# Exercise directions:
All of the material below is to be returned exactly.

# Data provided:
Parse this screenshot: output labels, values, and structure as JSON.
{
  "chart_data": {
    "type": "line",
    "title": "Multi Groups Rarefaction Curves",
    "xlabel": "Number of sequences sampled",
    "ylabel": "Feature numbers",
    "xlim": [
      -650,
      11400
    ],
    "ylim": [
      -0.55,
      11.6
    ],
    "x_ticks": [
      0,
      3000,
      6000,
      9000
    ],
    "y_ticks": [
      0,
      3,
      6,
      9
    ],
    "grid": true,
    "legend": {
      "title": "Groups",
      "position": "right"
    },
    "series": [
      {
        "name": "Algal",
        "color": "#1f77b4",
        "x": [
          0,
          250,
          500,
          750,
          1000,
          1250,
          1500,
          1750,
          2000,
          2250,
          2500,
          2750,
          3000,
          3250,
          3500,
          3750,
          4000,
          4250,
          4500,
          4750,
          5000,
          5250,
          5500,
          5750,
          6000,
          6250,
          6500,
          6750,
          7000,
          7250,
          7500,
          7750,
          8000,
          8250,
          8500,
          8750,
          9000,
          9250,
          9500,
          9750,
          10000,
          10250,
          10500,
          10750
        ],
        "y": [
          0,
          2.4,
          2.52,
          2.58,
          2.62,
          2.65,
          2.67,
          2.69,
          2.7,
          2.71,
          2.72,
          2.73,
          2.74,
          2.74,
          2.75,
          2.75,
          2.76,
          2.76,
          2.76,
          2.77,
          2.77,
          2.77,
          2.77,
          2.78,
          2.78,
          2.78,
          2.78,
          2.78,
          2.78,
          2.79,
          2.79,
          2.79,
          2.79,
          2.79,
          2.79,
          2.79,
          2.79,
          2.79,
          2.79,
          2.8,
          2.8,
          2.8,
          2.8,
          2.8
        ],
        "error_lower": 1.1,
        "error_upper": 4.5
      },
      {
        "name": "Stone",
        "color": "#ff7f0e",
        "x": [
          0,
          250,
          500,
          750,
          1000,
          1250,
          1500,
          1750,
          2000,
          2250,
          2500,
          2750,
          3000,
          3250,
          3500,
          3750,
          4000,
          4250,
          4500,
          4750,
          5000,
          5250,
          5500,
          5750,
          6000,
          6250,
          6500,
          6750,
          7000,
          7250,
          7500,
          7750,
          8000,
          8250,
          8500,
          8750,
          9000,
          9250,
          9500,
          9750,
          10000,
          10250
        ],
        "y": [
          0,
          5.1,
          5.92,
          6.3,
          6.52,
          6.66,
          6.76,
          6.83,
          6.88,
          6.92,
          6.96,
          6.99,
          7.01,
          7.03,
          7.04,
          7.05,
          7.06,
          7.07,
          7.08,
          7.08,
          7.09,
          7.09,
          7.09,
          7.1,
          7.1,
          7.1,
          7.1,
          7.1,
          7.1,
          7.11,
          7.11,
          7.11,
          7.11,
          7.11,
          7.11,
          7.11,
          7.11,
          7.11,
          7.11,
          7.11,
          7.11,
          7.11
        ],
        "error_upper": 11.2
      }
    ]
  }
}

# Solution for this task:
Parse this screenshot: output labels, values, and structure as JSON.
{
  "chart_data": {
    "type": "line",
    "title": "Multi Groups Rarefaction Curves",
    "xlabel": "Number of sequences sampled",
    "ylabel": "Feature numbers",
    "xlim": [
      -650,
      11400
    ],
    "ylim": [
      -0.55,
      11.6
    ],
    "x_ticks": [
      0,
      3000,
      6000,
      9000
    ],
    "y_ticks": [
      0,
      3,
      6,
      9
    ],
    "grid": true,
    "legend": {
      "title": "Groups",
      "position": "right"
    },
    "series": [
      {
        "name": "Algal",
        "color": "#1f77b4",
        "x": [
          0,
          250,
          500,
          750,
          1000,
          1250,
          1500,
          1750,
          2000,
          2250,
          2500,
          2750,
          3000,
          3250,
          3500,
          3750,
          4000,
          4250,
          4500,
          4750,
          5000,
          5250,
          5500,
          5750,
          6000,
          6250,
          6500,
          6750,
          7000,
          7250,
          7500,
          7750,
          8000,
          8250,
          8500,
          8750,
          9000,
          9250,
          9500,
          9750,
          10000,
          10250,
          10500,
          10750
        ],
        "y": [
          0,
          2.4,
          2.52,
          2.58,
          2.62,
          2.65,
          2.67,
          2.69,
          2.7,
          2.71,
          2.72,
          2.73,
          2.74,
          2.74,
          2.75,
          2.75,
          2.76,
          2.76,
          2.76,
          2.77,
          2.77,
          2.77,
          2.77,
          2.78,
          2.78,
          2.78,
          2.78,
          2.78,
          2.78,
          2.79,
          2.79,
          2.79,
          2.79,
          2.79,
          2.79,
          2.79,
          2.79,
          2.79,
          2.79,
          2.8,
          2.8,
          2.8,
          2.8,
          2.8
        ],
        "error_lower": 1.1,
        "error_upper": 4.5
      },
      {
        "name": "Stone",
        "color": "#ff7f0e",
        "x": [
          0,
          250,
          500,
          750,
          1000,
          1250,
          1500,
          1750,
          2000,
          2250,
          2500,
          2750,
          3000,
          3250,
          3500,
          3750,
          4000,
          4250,
          4500,
          4750,
          5000,
          5250,
          5500,
          5750,
          6000,
          6250,
          6500,
          6750,
          7000,
          7250,
          7500,
          7750,
          8000,
          8250,
          8500,
          8750,
          9000,
          9250,
          9500,
          9750,
          10000,
          10250
        ],
        "y": [
          0,
          5.1,
          5.92,
          6.3,
          6.52,
          6.66,
          6.76,
          6.83,
          6.88,
          6.92,
          6.96,
          6.99,
          7.01,
          7.03,
          7.04,
          7.05,
          7.06,
          7.07,
          7.08,
          7.08,
          7.09,
          7.09,
          7.09,
          7.1,
          7.1,
          7.1,
          7.1,
          7.1,
          7.1,
          7.11,
          7.11,
          7.11,
          7.11,
          7.11,
          7.11,
          7.11,
          7.11,
          7.11,
          7.11,
          7.11,
          7.11,
          7.11
        ],
        "error_upper": 11.2
      }
    ]
  }
}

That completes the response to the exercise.